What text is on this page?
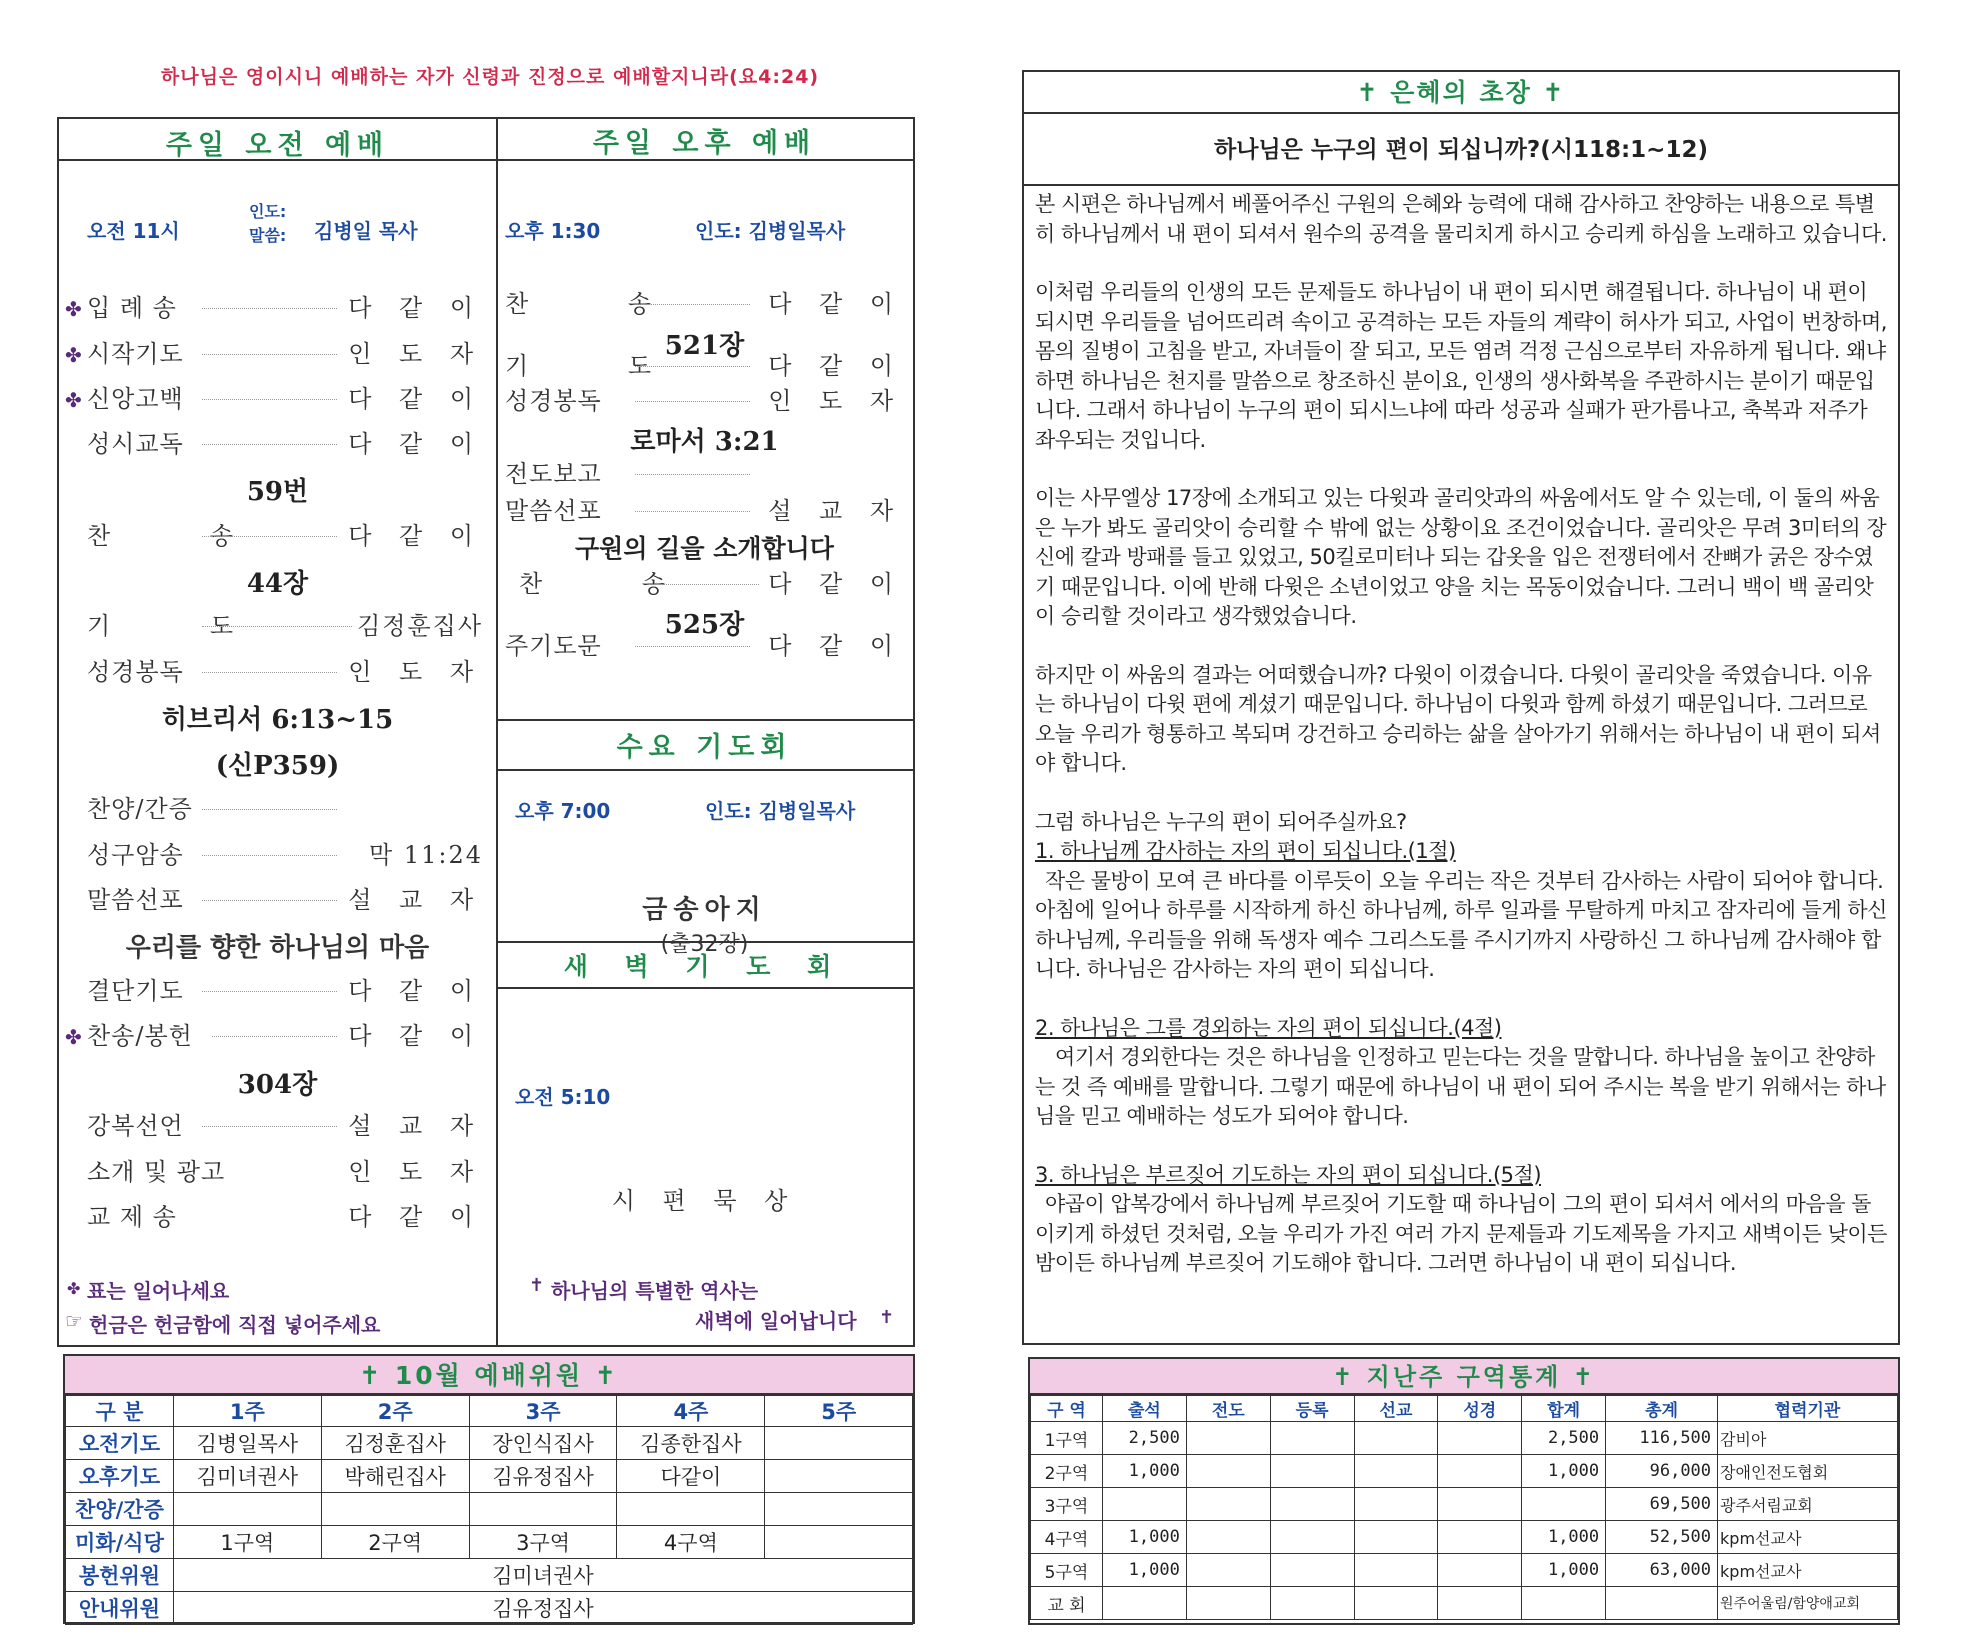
하나님은 영이시니 예배하는 자가 신령과 진정으로 예배할지니라(요4:24)
주일 오전 예배
오전 11시
인도:
말씀: 김병일 목사
✤ 입 례 송	다 같 이
✤ 시작기도	인 도 자
✤ 신앙고백	다 같 이
성시교독	다 같 이
59번
찬 송	다 같 이
44장
기 도	김정훈집사
성경봉독	인 도 자
히브리서 6:13~15
(신P359)
찬양/간증
성구암송	막 11:24
말씀선포	설 교 자
우리를 향한 하나님의 마음
결단기도	다 같 이
✤ 찬송/봉헌	다 같 이
304장
강복선언	설 교 자
소개 및 광고	인 도 자
교 제 송	다 같 이
✤ 표는 일어나세요
☞ 헌금은 헌금함에 직접 넣어주세요
주일 오후 예배
오후 1:30	인도: 김병일목사
찬 송	다 같 이
521장
기 도	다 같 이
성경봉독	인 도 자
로마서 3:21
전도보고
말씀선포	설 교 자
구원의 길을 소개합니다
찬 송 다 같 이
525장
주기도문	다 같 이
수요 기도회
오후 7:00	인도: 김병일목사
금송아지
(출32장)
새 벽 기 도 회
오전 5:10
시 편 묵 상
✝ 하나님의 특별한 역사는
새벽에 일어납니다 ✝
✝ 10월 예배위원 ✝
구 분	1주	2주	3주	4주	5주
오전기도	김병일목사	김정훈집사	장인식집사	김종한집사	
오후기도	김미녀권사	박해린집사	김유정집사	다같이	
찬양/간증					
미화/식당	1구역	2구역	3구역	4구역	
봉헌위원	김미녀권사				
안내위원	김유정집사				
✝ 은혜의 초장 ✝
하나님은 누구의 편이 되십니까?(시118:1~12)

본 시편은 하나님께서 베풀어주신 구원의 은혜와 능력에 대해 감사하고 찬양하는 내용으로 특별히 하나님께서 내 편이 되셔서 원수의 공격을 물리치게 하시고 승리케 하심을 노래하고 있습니다.

이처럼 우리들의 인생의 모든 문제들도 하나님이 내 편이 되시면 해결됩니다. 하나님이 내 편이 되시면 우리들을 넘어뜨리려 속이고 공격하는 모든 자들의 계략이 허사가 되고, 사업이 번창하며, 몸의 질병이 고침을 받고, 자녀들이 잘 되고, 모든 염려 걱정 근심으로부터 자유하게 됩니다. 왜냐하면 하나님은 천지를 말씀으로 창조하신 분이요, 인생의 생사화복을 주관하시는 분이기 때문입니다. 그래서 하나님이 누구의 편이 되시느냐에 따라 성공과 실패가 판가름나고, 축복과 저주가 좌우되는 것입니다.

이는 사무엘상 17장에 소개되고 있는 다윗과 골리앗과의 싸움에서도 알 수 있는데, 이 둘의 싸움은 누가 봐도 골리앗이 승리할 수 밖에 없는 상황이요 조건이었습니다. 골리앗은 무려 3미터의 장신에 칼과 방패를 들고 있었고, 50킬로미터나 되는 갑옷을 입은 전쟁터에서 잔뼈가 굵은 장수였기 때문입니다. 이에 반해 다윗은 소년이었고 양을 치는 목동이었습니다. 그러니 백이 백 골리앗이 승리할 것이라고 생각했었습니다.

하지만 이 싸움의 결과는 어떠했습니까? 다윗이 이겼습니다. 다윗이 골리앗을 죽였습니다. 이유는 하나님이 다윗 편에 계셨기 때문입니다. 하나님이 다윗과 함께 하셨기 때문입니다. 그러므로 오늘 우리가 형통하고 복되며 강건하고 승리하는 삶을 살아가기 위해서는 하나님이 내 편이 되셔야 합니다.

그럼 하나님은 누구의 편이 되어주실까요?
1. 하나님께 감사하는 자의 편이 되십니다.(1절)

작은 물방이 모여 큰 바다를 이루듯이 오늘 우리는 작은 것부터 감사하는 사람이 되어야 합니다. 아침에 일어나 하루를 시작하게 하신 하나님께, 하루 일과를 무탈하게 마치고 잠자리에 들게 하신 하나님께, 우리들을 위해 독생자 예수 그리스도를 주시기까지 사랑하신 그 하나님께 감사해야 합니다. 하나님은 감사하는 자의 편이 되십니다.

2. 하나님은 그를 경외하는 자의 편이 되십니다.(4절)

여기서 경외한다는 것은 하나님을 인정하고 믿는다는 것을 말합니다. 하나님을 높이고 찬양하는 것 즉 예배를 말합니다. 그렇기 때문에 하나님이 내 편이 되어 주시는 복을 받기 위해서는 하나님을 믿고 예배하는 성도가 되어야 합니다.

3. 하나님은 부르짖어 기도하는 자의 편이 되십니다.(5절)

야곱이 압복강에서 하나님께 부르짖어 기도할 때 하나님이 그의 편이 되셔서 에서의 마음을 돌이키게 하셨던 것처럼, 오늘 우리가 가진 여러 가지 문제들과 기도제목을 가지고 새벽이든 낮이든 밤이든 하나님께 부르짖어 기도해야 합니다. 그러면 하나님이 내 편이 되십니다.

✝ 지난주 구역통계 ✝
구 역	출석	전도	등록	선교	성경	합계	총계	협력기관
1구역	2,500					2,500	116,500	감비아
2구역	1,000					1,000	96,000	장애인전도협회
3구역							69,500	광주서림교회
4구역	1,000					1,000	52,500	kpm선교사
5구역	1,000					1,000	63,000	kpm선교사
교 회								원주어울림/함양애교회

+++

STATED EXERCISE =
Return each line where "위해서는" shows up.

SOLUTION TO THE EXERCISE =
하지만 이 싸움의 결과는 어떠했습니까? 다윗이 이겼습니다. 다윗이 골리앗을 죽였습니다. 이유는 하나님이 다윗 편에 계셨기 때문입니다. 하나님이 다윗과 함께 하셨기 때문입니다. 그러므로 오늘 우리가 형통하고 복되며 강건하고 승리하는 삶을 살아가기 위해서는 하나님이 내 편이 되셔야 합니다.
여기서 경외한다는 것은 하나님을 인정하고 믿는다는 것을 말합니다. 하나님을 높이고 찬양하는 것 즉 예배를 말합니다. 그렇기 때문에 하나님이 내 편이 되어 주시는 복을 받기 위해서는 하나님을 믿고 예배하는 성도가 되어야 합니다.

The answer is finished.